> _Short exercise_
Can you output the records below exactly as they are written?

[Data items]
------------------------------------

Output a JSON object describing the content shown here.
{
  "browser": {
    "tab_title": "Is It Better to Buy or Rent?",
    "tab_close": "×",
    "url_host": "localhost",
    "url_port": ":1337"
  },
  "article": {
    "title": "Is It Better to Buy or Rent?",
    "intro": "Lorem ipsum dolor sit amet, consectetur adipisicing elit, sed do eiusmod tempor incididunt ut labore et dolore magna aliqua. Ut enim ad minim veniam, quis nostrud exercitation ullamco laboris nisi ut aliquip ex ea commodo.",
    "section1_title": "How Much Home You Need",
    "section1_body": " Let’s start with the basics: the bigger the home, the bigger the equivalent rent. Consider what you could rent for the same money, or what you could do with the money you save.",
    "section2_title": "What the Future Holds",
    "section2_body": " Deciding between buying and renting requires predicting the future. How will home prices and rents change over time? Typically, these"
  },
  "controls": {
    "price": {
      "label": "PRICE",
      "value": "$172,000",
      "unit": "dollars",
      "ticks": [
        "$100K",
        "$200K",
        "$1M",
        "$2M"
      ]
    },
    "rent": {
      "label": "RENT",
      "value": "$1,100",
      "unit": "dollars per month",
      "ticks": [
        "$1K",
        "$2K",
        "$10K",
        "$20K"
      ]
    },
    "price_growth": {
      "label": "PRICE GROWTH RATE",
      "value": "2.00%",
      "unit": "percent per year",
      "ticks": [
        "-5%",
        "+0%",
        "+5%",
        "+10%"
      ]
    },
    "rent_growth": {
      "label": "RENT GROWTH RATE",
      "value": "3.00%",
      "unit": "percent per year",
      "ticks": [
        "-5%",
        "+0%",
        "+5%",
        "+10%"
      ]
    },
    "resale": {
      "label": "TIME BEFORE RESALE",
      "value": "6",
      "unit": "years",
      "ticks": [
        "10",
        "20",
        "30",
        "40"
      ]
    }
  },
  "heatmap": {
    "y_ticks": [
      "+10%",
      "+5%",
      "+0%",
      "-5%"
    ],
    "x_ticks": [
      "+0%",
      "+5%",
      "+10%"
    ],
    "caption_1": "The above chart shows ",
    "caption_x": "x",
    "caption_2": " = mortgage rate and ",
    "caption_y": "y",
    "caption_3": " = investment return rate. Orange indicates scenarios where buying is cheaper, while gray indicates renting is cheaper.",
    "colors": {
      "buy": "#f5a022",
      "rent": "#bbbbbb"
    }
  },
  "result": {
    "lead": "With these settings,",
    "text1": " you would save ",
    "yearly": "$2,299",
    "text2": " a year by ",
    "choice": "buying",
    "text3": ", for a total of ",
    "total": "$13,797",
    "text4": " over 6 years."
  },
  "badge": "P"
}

------------------------------------

> _Problem solution_
Output a JSON object describing the content shown here.
{
  "browser": {
    "tab_title": "Is It Better to Buy or Rent?",
    "tab_close": "×",
    "url_host": "localhost",
    "url_port": ":1337"
  },
  "article": {
    "title": "Is It Better to Buy or Rent?",
    "intro": "Lorem ipsum dolor sit amet, consectetur adipisicing elit, sed do eiusmod tempor incididunt ut labore et dolore magna aliqua. Ut enim ad minim veniam, quis nostrud exercitation ullamco laboris nisi ut aliquip ex ea commodo.",
    "section1_title": "How Much Home You Need",
    "section1_body": " Let’s start with the basics: the bigger the home, the bigger the equivalent rent. Consider what you could rent for the same money, or what you could do with the money you save.",
    "section2_title": "What the Future Holds",
    "section2_body": " Deciding between buying and renting requires predicting the future. How will home prices and rents change over time? Typically, these"
  },
  "controls": {
    "price": {
      "label": "PRICE",
      "value": "$172,000",
      "unit": "dollars",
      "ticks": [
        "$100K",
        "$200K",
        "$1M",
        "$2M"
      ]
    },
    "rent": {
      "label": "RENT",
      "value": "$1,100",
      "unit": "dollars per month",
      "ticks": [
        "$1K",
        "$2K",
        "$10K",
        "$20K"
      ]
    },
    "price_growth": {
      "label": "PRICE GROWTH RATE",
      "value": "2.00%",
      "unit": "percent per year",
      "ticks": [
        "-5%",
        "+0%",
        "+5%",
        "+10%"
      ]
    },
    "rent_growth": {
      "label": "RENT GROWTH RATE",
      "value": "3.00%",
      "unit": "percent per year",
      "ticks": [
        "-5%",
        "+0%",
        "+5%",
        "+10%"
      ]
    },
    "resale": {
      "label": "TIME BEFORE RESALE",
      "value": "6",
      "unit": "years",
      "ticks": [
        "10",
        "20",
        "30",
        "40"
      ]
    }
  },
  "heatmap": {
    "y_ticks": [
      "+10%",
      "+5%",
      "+0%",
      "-5%"
    ],
    "x_ticks": [
      "+0%",
      "+5%",
      "+10%"
    ],
    "caption_1": "The above chart shows ",
    "caption_x": "x",
    "caption_2": " = mortgage rate and ",
    "caption_y": "y",
    "caption_3": " = investment return rate. Orange indicates scenarios where buying is cheaper, while gray indicates renting is cheaper.",
    "colors": {
      "buy": "#f5a022",
      "rent": "#bbbbbb"
    }
  },
  "result": {
    "lead": "With these settings,",
    "text1": " you would save ",
    "yearly": "$2,299",
    "text2": " a year by ",
    "choice": "buying",
    "text3": ", for a total of ",
    "total": "$13,797",
    "text4": " over 6 years."
  },
  "badge": "P"
}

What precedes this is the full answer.